Transcribe the records that follow. Keep every word exactly, and drop the pictures.

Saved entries
<<<<
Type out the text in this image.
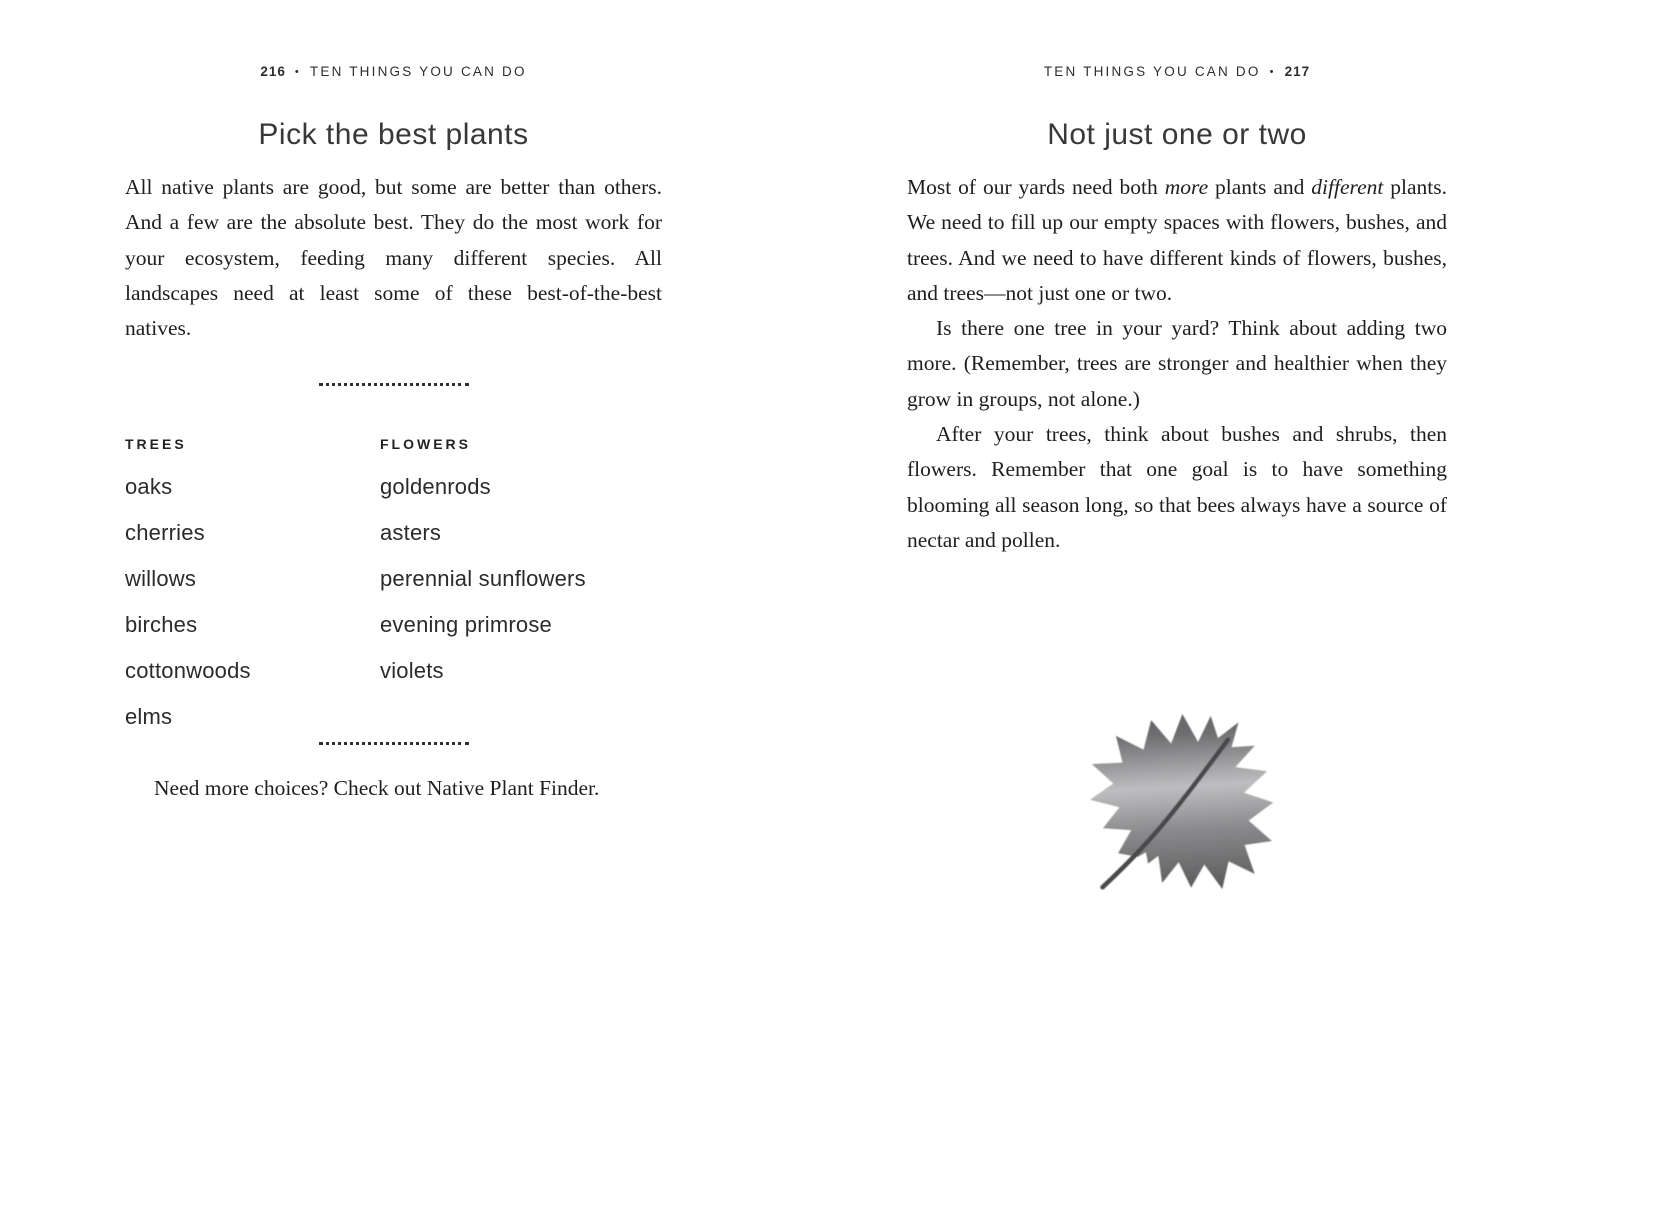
216 • TEN THINGS YOU CAN DO
Pick the best plants

All native plants are good, but some are better than others. And a few are the absolute best. They do the most work for your ecosystem, feeding many different species. All landscapes need at least some of these best-of-the-best natives.

TREES
oaks
cherries
willows
birches
cottonwoods
elms
FLOWERS
goldenrods
asters
perennial sunflowers
evening primrose
violets
Need more choices? Check out Native Plant Finder.
TEN THINGS YOU CAN DO • 217
Not just one or two

Most of our yards need both more plants and different plants. We need to fill up our empty spaces with flowers, bushes, and trees. And we need to have different kinds of flowers, bushes, and trees—not just one or two.

Is there one tree in your yard? Think about adding two more. (Remember, trees are stronger and healthier when they grow in groups, not alone.)

After your trees, think about bushes and shrubs, then flowers. Remember that one goal is to have something blooming all season long, so that bees always have a source of nectar and pollen.
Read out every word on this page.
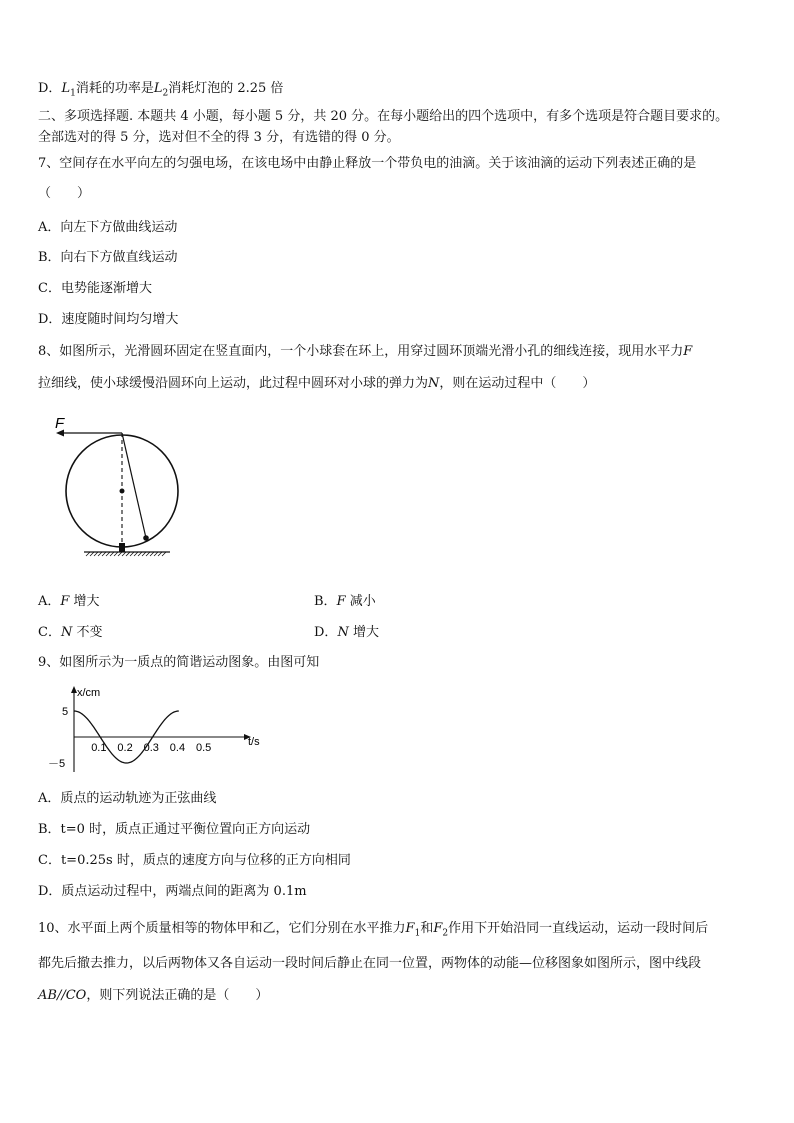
D．$L_1$消耗的功率是$L_2$消耗灯泡的 2.25 倍
二、多项选择题. 本题共 4 小题，每小题 5 分，共 20 分。在每小题给出的四个选项中，有多个选项是符合题目要求的。
全部选对的得 5 分，选对但不全的得 3 分，有选错的得 0 分。
7、空间存在水平向左的匀强电场，在该电场中由静止释放一个带负电的油滴。关于该油滴的运动下列表述正确的是
（　　）
A．向左下方做曲线运动
B．向右下方做直线运动
C．电势能逐渐增大
D．速度随时间均匀增大
8、如图所示，光滑圆环固定在竖直面内，一个小球套在环上，用穿过圆环顶端光滑小孔的细线连接，现用水平力F
拉细线，使小球缓慢沿圆环向上运动，此过程中圆环对小球的弹力为N，则在运动过程中（　　）
F
A．F 增大	B．F 减小
C．N 不变	D．N 增大
9、如图所示为一质点的简谐运动图象。由图可知
x/cm
t/s
0.1 0.2 0.3 0.4 0.5
5
－5
A．质点的运动轨迹为正弦曲线
B．t=0 时，质点正通过平衡位置向正方向运动
C．t=0.25s 时，质点的速度方向与位移的正方向相同
D．质点运动过程中，两端点间的距离为 0.1m
10、水平面上两个质量相等的物体甲和乙，它们分别在水平推力$F_1$和$F_2$作用下开始沿同一直线运动，运动一段时间后
都先后撤去推力，以后两物体又各自运动一段时间后静止在同一位置，两物体的动能—位移图象如图所示，图中线段
AB//CO，则下列说法正确的是（　　）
>>>>
**Result for this task:**
Type out the text in this image.
216 • TEN THINGS YOU CAN DO
Pick the best plants

All native plants are good, but some are better than others. And a few are the absolute best. They do the most work for your ecosystem, feeding many different species. All landscapes need at least some of these best-of-the-best natives.

TREES
oaks
cherries
willows
birches
cottonwoods
elms
FLOWERS
goldenrods
asters
perennial sunflowers
evening primrose
violets
Need more choices? Check out Native Plant Finder.
TEN THINGS YOU CAN DO • 217
Not just one or two

Most of our yards need both more plants and different plants. We need to fill up our empty spaces with flowers, bushes, and trees. And we need to have different kinds of flowers, bushes, and trees—not just one or two.

Is there one tree in your yard? Think about adding two more. (Remember, trees are stronger and healthier when they grow in groups, not alone.)

After your trees, think about bushes and shrubs, then flowers. Remember that one goal is to have something blooming all season long, so that bees always have a source of nectar and pollen.
Read out every word on this page.
D．$L_1$消耗的功率是$L_2$消耗灯泡的 2.25 倍
二、多项选择题. 本题共 4 小题，每小题 5 分，共 20 分。在每小题给出的四个选项中，有多个选项是符合题目要求的。
全部选对的得 5 分，选对但不全的得 3 分，有选错的得 0 分。
7、空间存在水平向左的匀强电场，在该电场中由静止释放一个带负电的油滴。关于该油滴的运动下列表述正确的是
（　　）
A．向左下方做曲线运动
B．向右下方做直线运动
C．电势能逐渐增大
D．速度随时间均匀增大
8、如图所示，光滑圆环固定在竖直面内，一个小球套在环上，用穿过圆环顶端光滑小孔的细线连接，现用水平力F
拉细线，使小球缓慢沿圆环向上运动，此过程中圆环对小球的弹力为N，则在运动过程中（　　）
F
A．F 增大	B．F 减小
C．N 不变	D．N 增大
9、如图所示为一质点的简谐运动图象。由图可知
x/cm
t/s
0.1 0.2 0.3 0.4 0.5
5
－5
A．质点的运动轨迹为正弦曲线
B．t=0 时，质点正通过平衡位置向正方向运动
C．t=0.25s 时，质点的速度方向与位移的正方向相同
D．质点运动过程中，两端点间的距离为 0.1m
10、水平面上两个质量相等的物体甲和乙，它们分别在水平推力$F_1$和$F_2$作用下开始沿同一直线运动，运动一段时间后
都先后撤去推力，以后两物体又各自运动一段时间后静止在同一位置，两物体的动能—位移图象如图所示，图中线段
AB//CO，则下列说法正确的是（　　）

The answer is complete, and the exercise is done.